---------- Record excerpts ----------

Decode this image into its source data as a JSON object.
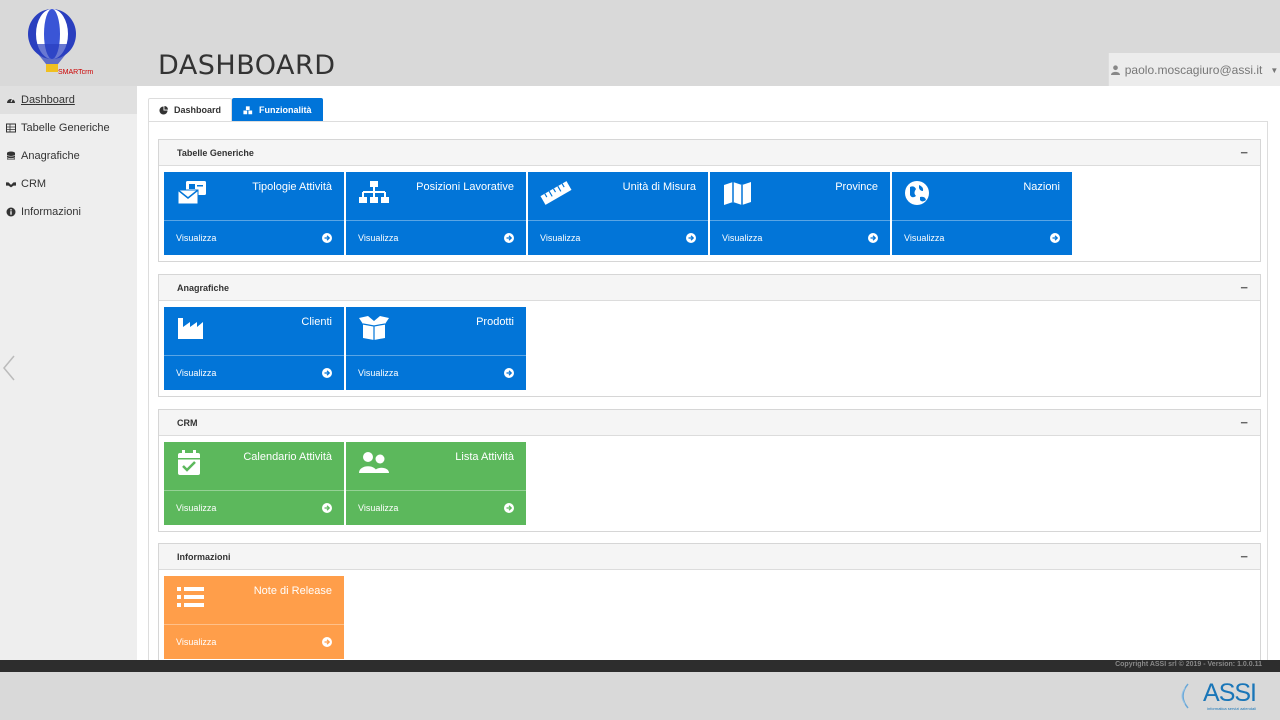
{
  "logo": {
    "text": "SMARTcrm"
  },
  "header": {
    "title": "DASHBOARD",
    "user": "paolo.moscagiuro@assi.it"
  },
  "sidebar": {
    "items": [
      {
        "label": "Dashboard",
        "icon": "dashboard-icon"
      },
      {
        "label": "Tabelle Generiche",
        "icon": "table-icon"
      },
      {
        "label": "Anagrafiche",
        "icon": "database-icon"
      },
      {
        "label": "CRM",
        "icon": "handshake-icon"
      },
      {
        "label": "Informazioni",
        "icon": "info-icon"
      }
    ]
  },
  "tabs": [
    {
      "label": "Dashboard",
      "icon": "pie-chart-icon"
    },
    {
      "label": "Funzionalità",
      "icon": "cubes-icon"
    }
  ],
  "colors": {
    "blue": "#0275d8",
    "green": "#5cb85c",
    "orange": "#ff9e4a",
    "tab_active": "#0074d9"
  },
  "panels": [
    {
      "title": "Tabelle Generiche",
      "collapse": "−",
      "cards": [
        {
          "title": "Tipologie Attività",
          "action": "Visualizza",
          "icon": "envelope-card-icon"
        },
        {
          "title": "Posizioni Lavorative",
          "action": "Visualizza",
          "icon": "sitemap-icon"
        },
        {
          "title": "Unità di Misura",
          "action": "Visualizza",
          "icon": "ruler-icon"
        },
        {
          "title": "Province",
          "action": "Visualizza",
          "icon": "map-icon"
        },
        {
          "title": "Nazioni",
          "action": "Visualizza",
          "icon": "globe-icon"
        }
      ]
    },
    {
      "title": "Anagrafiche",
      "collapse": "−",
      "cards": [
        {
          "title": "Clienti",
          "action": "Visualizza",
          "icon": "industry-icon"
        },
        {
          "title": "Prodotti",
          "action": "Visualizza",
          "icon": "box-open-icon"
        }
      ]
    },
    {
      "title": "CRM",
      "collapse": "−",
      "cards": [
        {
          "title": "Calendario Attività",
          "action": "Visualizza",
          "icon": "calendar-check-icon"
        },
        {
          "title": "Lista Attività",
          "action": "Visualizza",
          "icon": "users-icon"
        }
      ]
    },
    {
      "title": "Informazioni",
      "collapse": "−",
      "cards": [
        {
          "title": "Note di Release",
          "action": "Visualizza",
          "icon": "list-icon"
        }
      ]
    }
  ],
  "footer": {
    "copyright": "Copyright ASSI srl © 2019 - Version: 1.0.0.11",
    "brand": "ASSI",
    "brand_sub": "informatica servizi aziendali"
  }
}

----------

(Exercise directions)
Omit the pictures, and quote the material above exactly as given.

(The answer)
Decode this image into its source data as a JSON object.
{
  "logo": {
    "text": "SMARTcrm"
  },
  "header": {
    "title": "DASHBOARD",
    "user": "paolo.moscagiuro@assi.it"
  },
  "sidebar": {
    "items": [
      {
        "label": "Dashboard",
        "icon": "dashboard-icon"
      },
      {
        "label": "Tabelle Generiche",
        "icon": "table-icon"
      },
      {
        "label": "Anagrafiche",
        "icon": "database-icon"
      },
      {
        "label": "CRM",
        "icon": "handshake-icon"
      },
      {
        "label": "Informazioni",
        "icon": "info-icon"
      }
    ]
  },
  "tabs": [
    {
      "label": "Dashboard",
      "icon": "pie-chart-icon"
    },
    {
      "label": "Funzionalità",
      "icon": "cubes-icon"
    }
  ],
  "colors": {
    "blue": "#0275d8",
    "green": "#5cb85c",
    "orange": "#ff9e4a",
    "tab_active": "#0074d9"
  },
  "panels": [
    {
      "title": "Tabelle Generiche",
      "collapse": "−",
      "cards": [
        {
          "title": "Tipologie Attività",
          "action": "Visualizza",
          "icon": "envelope-card-icon"
        },
        {
          "title": "Posizioni Lavorative",
          "action": "Visualizza",
          "icon": "sitemap-icon"
        },
        {
          "title": "Unità di Misura",
          "action": "Visualizza",
          "icon": "ruler-icon"
        },
        {
          "title": "Province",
          "action": "Visualizza",
          "icon": "map-icon"
        },
        {
          "title": "Nazioni",
          "action": "Visualizza",
          "icon": "globe-icon"
        }
      ]
    },
    {
      "title": "Anagrafiche",
      "collapse": "−",
      "cards": [
        {
          "title": "Clienti",
          "action": "Visualizza",
          "icon": "industry-icon"
        },
        {
          "title": "Prodotti",
          "action": "Visualizza",
          "icon": "box-open-icon"
        }
      ]
    },
    {
      "title": "CRM",
      "collapse": "−",
      "cards": [
        {
          "title": "Calendario Attività",
          "action": "Visualizza",
          "icon": "calendar-check-icon"
        },
        {
          "title": "Lista Attività",
          "action": "Visualizza",
          "icon": "users-icon"
        }
      ]
    },
    {
      "title": "Informazioni",
      "collapse": "−",
      "cards": [
        {
          "title": "Note di Release",
          "action": "Visualizza",
          "icon": "list-icon"
        }
      ]
    }
  ],
  "footer": {
    "copyright": "Copyright ASSI srl © 2019 - Version: 1.0.0.11",
    "brand": "ASSI",
    "brand_sub": "informatica servizi aziendali"
  }
}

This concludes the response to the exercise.